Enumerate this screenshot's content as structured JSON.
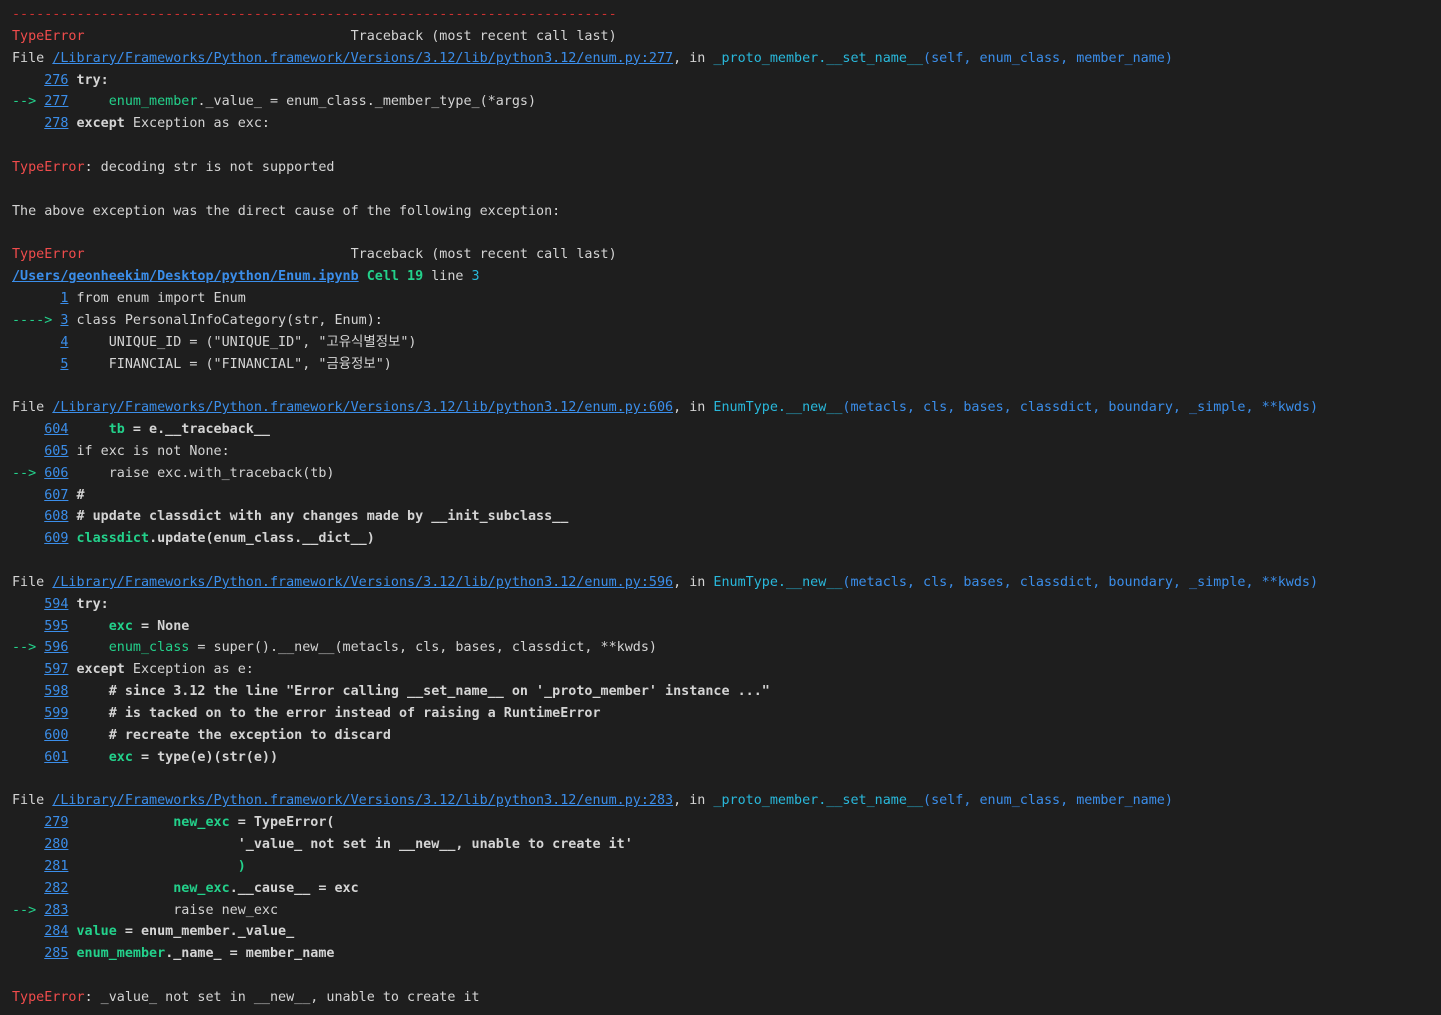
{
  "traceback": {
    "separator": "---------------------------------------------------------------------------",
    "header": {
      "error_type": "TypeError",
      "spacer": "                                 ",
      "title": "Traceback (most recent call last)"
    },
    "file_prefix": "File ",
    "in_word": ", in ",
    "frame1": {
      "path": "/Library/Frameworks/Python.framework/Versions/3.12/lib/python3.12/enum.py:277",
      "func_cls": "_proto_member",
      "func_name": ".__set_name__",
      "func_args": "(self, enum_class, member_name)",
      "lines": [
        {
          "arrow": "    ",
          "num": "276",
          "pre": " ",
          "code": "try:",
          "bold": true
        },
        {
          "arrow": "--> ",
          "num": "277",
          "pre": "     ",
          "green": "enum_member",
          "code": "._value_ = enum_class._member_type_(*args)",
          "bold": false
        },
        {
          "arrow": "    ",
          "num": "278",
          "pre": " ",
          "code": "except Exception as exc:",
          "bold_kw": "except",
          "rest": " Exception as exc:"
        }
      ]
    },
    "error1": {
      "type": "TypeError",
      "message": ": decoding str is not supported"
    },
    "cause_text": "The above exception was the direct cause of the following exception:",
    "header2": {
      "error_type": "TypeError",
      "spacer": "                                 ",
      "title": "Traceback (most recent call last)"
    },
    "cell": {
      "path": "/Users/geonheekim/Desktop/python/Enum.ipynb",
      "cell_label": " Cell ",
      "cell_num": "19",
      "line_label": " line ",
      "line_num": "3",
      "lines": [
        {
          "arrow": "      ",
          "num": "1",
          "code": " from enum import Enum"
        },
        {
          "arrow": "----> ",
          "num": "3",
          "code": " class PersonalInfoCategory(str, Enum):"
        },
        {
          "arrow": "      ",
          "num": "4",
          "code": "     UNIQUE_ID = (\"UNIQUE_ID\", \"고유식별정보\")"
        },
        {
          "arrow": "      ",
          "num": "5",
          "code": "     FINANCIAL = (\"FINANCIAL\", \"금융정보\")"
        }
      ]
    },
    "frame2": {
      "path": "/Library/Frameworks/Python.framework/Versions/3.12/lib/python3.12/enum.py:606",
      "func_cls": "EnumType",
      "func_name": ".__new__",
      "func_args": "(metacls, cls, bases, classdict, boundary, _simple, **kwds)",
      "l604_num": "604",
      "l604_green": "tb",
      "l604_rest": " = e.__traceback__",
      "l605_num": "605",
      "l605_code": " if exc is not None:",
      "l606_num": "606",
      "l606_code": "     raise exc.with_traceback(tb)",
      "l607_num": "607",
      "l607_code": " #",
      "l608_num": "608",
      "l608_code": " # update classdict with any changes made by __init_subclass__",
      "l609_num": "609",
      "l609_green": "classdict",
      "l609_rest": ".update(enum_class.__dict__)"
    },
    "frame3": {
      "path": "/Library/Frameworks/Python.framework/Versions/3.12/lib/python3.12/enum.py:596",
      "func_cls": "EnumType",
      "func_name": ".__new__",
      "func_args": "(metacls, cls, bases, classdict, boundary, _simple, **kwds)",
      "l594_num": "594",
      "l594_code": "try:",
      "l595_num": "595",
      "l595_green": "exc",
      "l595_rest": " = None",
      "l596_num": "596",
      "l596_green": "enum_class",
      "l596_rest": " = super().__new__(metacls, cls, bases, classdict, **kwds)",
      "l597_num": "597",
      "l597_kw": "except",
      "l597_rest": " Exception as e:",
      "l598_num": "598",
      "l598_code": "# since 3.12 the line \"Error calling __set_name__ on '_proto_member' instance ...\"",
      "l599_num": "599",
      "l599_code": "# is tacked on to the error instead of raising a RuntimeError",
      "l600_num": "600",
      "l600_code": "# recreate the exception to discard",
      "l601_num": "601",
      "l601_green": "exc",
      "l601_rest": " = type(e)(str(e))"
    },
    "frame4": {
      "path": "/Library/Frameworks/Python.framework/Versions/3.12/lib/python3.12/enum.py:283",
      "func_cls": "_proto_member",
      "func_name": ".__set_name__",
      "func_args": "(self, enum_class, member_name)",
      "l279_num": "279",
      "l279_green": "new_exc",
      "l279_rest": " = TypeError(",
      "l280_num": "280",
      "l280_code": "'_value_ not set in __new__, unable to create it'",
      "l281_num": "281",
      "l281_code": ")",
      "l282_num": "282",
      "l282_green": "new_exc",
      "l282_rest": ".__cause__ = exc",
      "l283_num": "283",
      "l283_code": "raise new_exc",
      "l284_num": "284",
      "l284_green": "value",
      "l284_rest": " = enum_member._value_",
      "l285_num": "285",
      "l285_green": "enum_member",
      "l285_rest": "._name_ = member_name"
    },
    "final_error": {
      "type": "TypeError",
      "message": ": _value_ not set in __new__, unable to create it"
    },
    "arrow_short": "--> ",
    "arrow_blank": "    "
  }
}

__Short problem__.
Make an exact copy of the data above, pictures excluded.

__Response__.
Enumerate this screenshot's content as structured JSON.
{
  "traceback": {
    "separator": "---------------------------------------------------------------------------",
    "header": {
      "error_type": "TypeError",
      "spacer": "                                 ",
      "title": "Traceback (most recent call last)"
    },
    "file_prefix": "File ",
    "in_word": ", in ",
    "frame1": {
      "path": "/Library/Frameworks/Python.framework/Versions/3.12/lib/python3.12/enum.py:277",
      "func_cls": "_proto_member",
      "func_name": ".__set_name__",
      "func_args": "(self, enum_class, member_name)",
      "lines": [
        {
          "arrow": "    ",
          "num": "276",
          "pre": " ",
          "code": "try:",
          "bold": true
        },
        {
          "arrow": "--> ",
          "num": "277",
          "pre": "     ",
          "green": "enum_member",
          "code": "._value_ = enum_class._member_type_(*args)",
          "bold": false
        },
        {
          "arrow": "    ",
          "num": "278",
          "pre": " ",
          "code": "except Exception as exc:",
          "bold_kw": "except",
          "rest": " Exception as exc:"
        }
      ]
    },
    "error1": {
      "type": "TypeError",
      "message": ": decoding str is not supported"
    },
    "cause_text": "The above exception was the direct cause of the following exception:",
    "header2": {
      "error_type": "TypeError",
      "spacer": "                                 ",
      "title": "Traceback (most recent call last)"
    },
    "cell": {
      "path": "/Users/geonheekim/Desktop/python/Enum.ipynb",
      "cell_label": " Cell ",
      "cell_num": "19",
      "line_label": " line ",
      "line_num": "3",
      "lines": [
        {
          "arrow": "      ",
          "num": "1",
          "code": " from enum import Enum"
        },
        {
          "arrow": "----> ",
          "num": "3",
          "code": " class PersonalInfoCategory(str, Enum):"
        },
        {
          "arrow": "      ",
          "num": "4",
          "code": "     UNIQUE_ID = (\"UNIQUE_ID\", \"고유식별정보\")"
        },
        {
          "arrow": "      ",
          "num": "5",
          "code": "     FINANCIAL = (\"FINANCIAL\", \"금융정보\")"
        }
      ]
    },
    "frame2": {
      "path": "/Library/Frameworks/Python.framework/Versions/3.12/lib/python3.12/enum.py:606",
      "func_cls": "EnumType",
      "func_name": ".__new__",
      "func_args": "(metacls, cls, bases, classdict, boundary, _simple, **kwds)",
      "l604_num": "604",
      "l604_green": "tb",
      "l604_rest": " = e.__traceback__",
      "l605_num": "605",
      "l605_code": " if exc is not None:",
      "l606_num": "606",
      "l606_code": "     raise exc.with_traceback(tb)",
      "l607_num": "607",
      "l607_code": " #",
      "l608_num": "608",
      "l608_code": " # update classdict with any changes made by __init_subclass__",
      "l609_num": "609",
      "l609_green": "classdict",
      "l609_rest": ".update(enum_class.__dict__)"
    },
    "frame3": {
      "path": "/Library/Frameworks/Python.framework/Versions/3.12/lib/python3.12/enum.py:596",
      "func_cls": "EnumType",
      "func_name": ".__new__",
      "func_args": "(metacls, cls, bases, classdict, boundary, _simple, **kwds)",
      "l594_num": "594",
      "l594_code": "try:",
      "l595_num": "595",
      "l595_green": "exc",
      "l595_rest": " = None",
      "l596_num": "596",
      "l596_green": "enum_class",
      "l596_rest": " = super().__new__(metacls, cls, bases, classdict, **kwds)",
      "l597_num": "597",
      "l597_kw": "except",
      "l597_rest": " Exception as e:",
      "l598_num": "598",
      "l598_code": "# since 3.12 the line \"Error calling __set_name__ on '_proto_member' instance ...\"",
      "l599_num": "599",
      "l599_code": "# is tacked on to the error instead of raising a RuntimeError",
      "l600_num": "600",
      "l600_code": "# recreate the exception to discard",
      "l601_num": "601",
      "l601_green": "exc",
      "l601_rest": " = type(e)(str(e))"
    },
    "frame4": {
      "path": "/Library/Frameworks/Python.framework/Versions/3.12/lib/python3.12/enum.py:283",
      "func_cls": "_proto_member",
      "func_name": ".__set_name__",
      "func_args": "(self, enum_class, member_name)",
      "l279_num": "279",
      "l279_green": "new_exc",
      "l279_rest": " = TypeError(",
      "l280_num": "280",
      "l280_code": "'_value_ not set in __new__, unable to create it'",
      "l281_num": "281",
      "l281_code": ")",
      "l282_num": "282",
      "l282_green": "new_exc",
      "l282_rest": ".__cause__ = exc",
      "l283_num": "283",
      "l283_code": "raise new_exc",
      "l284_num": "284",
      "l284_green": "value",
      "l284_rest": " = enum_member._value_",
      "l285_num": "285",
      "l285_green": "enum_member",
      "l285_rest": "._name_ = member_name"
    },
    "final_error": {
      "type": "TypeError",
      "message": ": _value_ not set in __new__, unable to create it"
    },
    "arrow_short": "--> ",
    "arrow_blank": "    "
  }
}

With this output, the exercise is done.